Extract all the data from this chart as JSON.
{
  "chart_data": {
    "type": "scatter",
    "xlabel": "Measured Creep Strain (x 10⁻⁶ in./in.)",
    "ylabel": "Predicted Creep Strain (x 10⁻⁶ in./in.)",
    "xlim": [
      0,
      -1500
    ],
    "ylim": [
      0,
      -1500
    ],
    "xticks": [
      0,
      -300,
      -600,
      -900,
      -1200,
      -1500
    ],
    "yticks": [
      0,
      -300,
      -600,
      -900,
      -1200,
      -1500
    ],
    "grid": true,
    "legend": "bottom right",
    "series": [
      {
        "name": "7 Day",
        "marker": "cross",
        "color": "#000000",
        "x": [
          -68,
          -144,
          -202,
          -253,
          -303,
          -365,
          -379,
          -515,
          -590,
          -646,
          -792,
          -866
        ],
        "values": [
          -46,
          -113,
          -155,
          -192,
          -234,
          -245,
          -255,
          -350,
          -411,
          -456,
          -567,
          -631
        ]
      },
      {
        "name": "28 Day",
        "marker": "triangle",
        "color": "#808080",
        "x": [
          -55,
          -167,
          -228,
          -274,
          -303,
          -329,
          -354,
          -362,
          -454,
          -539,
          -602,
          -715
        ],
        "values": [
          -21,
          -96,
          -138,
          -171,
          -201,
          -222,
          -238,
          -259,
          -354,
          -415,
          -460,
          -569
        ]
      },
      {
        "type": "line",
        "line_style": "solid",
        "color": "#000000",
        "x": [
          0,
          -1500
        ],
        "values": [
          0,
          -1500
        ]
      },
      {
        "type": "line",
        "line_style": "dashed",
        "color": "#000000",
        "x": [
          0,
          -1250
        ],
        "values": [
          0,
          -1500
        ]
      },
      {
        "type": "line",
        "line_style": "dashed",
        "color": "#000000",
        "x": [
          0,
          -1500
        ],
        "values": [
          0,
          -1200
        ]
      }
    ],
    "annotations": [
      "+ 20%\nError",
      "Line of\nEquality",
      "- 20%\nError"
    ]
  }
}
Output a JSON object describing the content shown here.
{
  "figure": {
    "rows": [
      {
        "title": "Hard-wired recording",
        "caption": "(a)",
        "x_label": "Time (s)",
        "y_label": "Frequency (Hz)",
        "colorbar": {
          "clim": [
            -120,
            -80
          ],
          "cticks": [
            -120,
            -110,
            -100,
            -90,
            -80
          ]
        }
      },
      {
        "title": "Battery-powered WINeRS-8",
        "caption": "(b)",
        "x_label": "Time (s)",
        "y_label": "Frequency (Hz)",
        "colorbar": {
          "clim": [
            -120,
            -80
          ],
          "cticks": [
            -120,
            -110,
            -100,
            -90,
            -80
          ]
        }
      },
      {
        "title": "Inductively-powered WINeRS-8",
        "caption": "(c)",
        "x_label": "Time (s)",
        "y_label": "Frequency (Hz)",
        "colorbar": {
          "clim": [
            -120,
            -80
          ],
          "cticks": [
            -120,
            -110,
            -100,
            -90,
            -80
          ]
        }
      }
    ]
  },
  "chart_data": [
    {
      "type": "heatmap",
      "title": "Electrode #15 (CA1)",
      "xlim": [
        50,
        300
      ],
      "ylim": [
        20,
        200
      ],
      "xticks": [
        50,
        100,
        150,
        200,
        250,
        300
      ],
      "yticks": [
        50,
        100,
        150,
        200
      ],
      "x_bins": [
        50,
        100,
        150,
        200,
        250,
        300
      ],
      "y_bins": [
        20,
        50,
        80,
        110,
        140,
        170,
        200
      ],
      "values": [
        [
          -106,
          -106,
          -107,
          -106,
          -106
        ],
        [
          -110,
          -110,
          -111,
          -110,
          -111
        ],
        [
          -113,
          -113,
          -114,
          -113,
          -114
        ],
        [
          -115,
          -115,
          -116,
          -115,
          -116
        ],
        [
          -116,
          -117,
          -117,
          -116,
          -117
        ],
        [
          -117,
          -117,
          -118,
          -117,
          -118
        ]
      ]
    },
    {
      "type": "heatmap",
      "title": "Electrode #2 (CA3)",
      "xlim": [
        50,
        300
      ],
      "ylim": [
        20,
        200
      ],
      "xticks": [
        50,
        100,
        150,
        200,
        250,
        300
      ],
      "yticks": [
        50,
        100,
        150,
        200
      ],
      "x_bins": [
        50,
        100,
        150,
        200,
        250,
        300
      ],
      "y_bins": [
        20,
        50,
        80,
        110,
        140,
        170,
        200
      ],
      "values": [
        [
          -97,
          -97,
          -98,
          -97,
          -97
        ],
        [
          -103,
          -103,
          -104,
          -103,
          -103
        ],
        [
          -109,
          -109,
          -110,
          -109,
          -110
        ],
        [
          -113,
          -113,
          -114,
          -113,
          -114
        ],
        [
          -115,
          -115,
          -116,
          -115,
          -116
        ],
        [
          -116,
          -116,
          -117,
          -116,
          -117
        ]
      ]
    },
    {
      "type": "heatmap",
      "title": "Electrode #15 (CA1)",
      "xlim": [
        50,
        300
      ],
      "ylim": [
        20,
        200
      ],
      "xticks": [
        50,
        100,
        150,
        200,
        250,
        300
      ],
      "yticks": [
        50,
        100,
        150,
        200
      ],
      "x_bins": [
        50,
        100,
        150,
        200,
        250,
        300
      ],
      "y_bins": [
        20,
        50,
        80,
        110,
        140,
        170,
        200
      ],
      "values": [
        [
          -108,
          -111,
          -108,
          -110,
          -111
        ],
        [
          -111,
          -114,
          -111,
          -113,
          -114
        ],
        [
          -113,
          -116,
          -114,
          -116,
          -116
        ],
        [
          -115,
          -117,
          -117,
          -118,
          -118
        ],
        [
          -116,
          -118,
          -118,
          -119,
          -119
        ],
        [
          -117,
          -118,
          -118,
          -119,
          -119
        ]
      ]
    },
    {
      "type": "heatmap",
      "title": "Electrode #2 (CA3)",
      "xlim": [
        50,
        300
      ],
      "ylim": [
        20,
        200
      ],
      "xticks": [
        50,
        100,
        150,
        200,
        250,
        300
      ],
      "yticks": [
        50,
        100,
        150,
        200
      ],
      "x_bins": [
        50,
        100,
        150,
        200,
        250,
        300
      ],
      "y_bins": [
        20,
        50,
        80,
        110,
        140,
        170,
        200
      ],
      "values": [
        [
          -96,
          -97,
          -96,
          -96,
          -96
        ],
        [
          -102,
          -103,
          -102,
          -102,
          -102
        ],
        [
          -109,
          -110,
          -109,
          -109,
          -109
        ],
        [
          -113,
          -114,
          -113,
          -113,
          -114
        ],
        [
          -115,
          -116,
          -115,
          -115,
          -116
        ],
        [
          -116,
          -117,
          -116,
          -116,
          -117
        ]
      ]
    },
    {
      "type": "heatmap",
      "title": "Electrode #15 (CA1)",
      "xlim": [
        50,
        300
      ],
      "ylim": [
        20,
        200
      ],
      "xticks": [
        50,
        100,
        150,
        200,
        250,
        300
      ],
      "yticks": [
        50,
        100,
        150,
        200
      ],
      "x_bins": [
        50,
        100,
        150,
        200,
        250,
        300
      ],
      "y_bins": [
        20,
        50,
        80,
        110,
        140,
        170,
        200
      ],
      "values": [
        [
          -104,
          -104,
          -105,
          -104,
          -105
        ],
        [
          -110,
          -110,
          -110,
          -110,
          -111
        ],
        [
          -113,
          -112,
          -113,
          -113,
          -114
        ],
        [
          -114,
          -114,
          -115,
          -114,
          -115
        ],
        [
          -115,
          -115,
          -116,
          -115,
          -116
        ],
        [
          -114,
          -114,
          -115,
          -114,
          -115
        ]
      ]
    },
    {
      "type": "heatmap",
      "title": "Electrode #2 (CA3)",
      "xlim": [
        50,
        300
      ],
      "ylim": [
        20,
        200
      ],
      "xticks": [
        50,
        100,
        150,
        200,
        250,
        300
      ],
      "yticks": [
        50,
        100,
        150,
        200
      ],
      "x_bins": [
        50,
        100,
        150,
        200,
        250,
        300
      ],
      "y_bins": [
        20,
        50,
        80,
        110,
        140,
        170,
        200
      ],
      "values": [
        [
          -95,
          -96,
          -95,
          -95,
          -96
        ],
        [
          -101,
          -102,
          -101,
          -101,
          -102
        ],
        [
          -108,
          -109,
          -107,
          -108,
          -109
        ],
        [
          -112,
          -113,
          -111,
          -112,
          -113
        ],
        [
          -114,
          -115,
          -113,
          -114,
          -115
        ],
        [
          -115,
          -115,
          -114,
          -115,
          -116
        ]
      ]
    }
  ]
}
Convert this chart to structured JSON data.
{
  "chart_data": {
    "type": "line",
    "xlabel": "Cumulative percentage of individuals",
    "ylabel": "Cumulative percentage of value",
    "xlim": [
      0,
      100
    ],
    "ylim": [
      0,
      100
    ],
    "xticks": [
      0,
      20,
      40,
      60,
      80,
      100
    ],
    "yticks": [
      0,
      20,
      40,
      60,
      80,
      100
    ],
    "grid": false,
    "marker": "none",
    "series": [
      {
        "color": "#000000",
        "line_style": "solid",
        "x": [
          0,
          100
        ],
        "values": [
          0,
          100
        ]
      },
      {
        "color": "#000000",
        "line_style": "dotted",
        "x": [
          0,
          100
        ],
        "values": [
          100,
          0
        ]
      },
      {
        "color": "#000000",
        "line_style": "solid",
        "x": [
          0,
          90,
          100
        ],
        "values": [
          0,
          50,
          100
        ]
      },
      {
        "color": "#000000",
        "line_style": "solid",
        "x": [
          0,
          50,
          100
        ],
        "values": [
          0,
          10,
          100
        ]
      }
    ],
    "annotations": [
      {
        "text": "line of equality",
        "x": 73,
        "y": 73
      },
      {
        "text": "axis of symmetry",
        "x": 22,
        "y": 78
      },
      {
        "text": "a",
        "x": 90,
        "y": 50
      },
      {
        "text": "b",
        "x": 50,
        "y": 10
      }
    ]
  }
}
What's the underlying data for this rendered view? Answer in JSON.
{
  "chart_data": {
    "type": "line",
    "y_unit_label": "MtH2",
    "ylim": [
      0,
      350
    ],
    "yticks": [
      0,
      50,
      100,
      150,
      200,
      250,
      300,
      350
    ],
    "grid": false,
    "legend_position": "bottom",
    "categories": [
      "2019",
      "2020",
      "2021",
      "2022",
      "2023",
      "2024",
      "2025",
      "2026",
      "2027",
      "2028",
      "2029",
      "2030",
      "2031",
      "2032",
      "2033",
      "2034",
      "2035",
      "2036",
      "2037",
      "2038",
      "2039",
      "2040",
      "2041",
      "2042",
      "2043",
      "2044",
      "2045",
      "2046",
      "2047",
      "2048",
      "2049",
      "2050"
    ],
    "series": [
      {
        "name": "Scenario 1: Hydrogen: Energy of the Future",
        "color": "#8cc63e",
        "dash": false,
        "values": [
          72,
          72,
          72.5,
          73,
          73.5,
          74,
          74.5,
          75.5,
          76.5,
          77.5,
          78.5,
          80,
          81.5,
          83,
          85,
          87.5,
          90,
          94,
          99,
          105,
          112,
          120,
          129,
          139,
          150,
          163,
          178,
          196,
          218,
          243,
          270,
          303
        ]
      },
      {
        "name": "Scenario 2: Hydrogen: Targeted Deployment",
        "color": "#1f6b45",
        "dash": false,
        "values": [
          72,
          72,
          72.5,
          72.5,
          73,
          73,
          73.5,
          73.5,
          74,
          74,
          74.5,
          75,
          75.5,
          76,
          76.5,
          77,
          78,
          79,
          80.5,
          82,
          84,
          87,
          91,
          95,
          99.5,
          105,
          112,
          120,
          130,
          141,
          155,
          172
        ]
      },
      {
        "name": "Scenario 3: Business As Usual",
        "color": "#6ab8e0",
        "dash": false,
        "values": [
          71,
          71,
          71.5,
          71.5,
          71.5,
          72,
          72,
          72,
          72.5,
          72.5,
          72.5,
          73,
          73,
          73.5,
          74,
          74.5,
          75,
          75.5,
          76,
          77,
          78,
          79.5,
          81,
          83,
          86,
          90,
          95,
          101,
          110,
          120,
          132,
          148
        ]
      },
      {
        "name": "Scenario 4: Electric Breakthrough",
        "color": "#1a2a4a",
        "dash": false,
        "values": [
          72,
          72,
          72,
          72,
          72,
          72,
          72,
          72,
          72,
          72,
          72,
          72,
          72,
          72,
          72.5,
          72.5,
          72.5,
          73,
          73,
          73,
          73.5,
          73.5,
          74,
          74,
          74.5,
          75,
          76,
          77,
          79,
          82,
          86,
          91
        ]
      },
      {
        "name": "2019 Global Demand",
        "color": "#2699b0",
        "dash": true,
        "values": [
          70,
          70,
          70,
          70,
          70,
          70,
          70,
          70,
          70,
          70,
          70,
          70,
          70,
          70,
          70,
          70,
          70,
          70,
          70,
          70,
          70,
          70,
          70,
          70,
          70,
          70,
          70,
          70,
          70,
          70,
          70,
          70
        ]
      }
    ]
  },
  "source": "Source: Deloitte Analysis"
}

● ● ● ● ● ● ●

What to work on:
State how many lines include the string "marker". Give no other information.

Answer in full:
3